### What needs to be done:
For the listing below, give the count of lines containing the string "there" and nothing else.
● ● ●
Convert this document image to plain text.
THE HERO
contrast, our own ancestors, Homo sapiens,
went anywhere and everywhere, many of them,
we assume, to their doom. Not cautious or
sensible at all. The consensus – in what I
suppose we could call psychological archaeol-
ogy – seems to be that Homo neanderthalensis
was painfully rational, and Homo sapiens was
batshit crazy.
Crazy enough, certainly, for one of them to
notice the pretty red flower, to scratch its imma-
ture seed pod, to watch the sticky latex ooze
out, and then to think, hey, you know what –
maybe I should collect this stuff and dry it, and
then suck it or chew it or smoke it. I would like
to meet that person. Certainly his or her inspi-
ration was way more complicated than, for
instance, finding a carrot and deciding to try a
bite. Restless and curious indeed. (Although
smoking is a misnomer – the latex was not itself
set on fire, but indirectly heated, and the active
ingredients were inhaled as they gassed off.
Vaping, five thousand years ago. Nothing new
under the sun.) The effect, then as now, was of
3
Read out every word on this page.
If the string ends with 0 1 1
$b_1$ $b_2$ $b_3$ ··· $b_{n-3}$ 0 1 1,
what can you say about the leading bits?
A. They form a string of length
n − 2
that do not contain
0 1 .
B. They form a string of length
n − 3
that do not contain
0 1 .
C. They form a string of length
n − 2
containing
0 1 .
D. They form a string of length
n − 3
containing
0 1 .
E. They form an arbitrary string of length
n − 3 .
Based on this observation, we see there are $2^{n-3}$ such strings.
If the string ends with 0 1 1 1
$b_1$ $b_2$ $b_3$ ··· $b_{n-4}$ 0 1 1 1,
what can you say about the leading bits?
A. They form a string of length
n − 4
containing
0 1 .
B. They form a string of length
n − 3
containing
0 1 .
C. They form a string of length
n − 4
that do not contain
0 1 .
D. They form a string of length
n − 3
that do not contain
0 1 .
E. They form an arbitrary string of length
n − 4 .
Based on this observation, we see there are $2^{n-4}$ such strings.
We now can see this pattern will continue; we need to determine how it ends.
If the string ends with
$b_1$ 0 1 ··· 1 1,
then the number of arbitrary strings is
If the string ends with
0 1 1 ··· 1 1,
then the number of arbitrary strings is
● ● ●
### Full answer:
2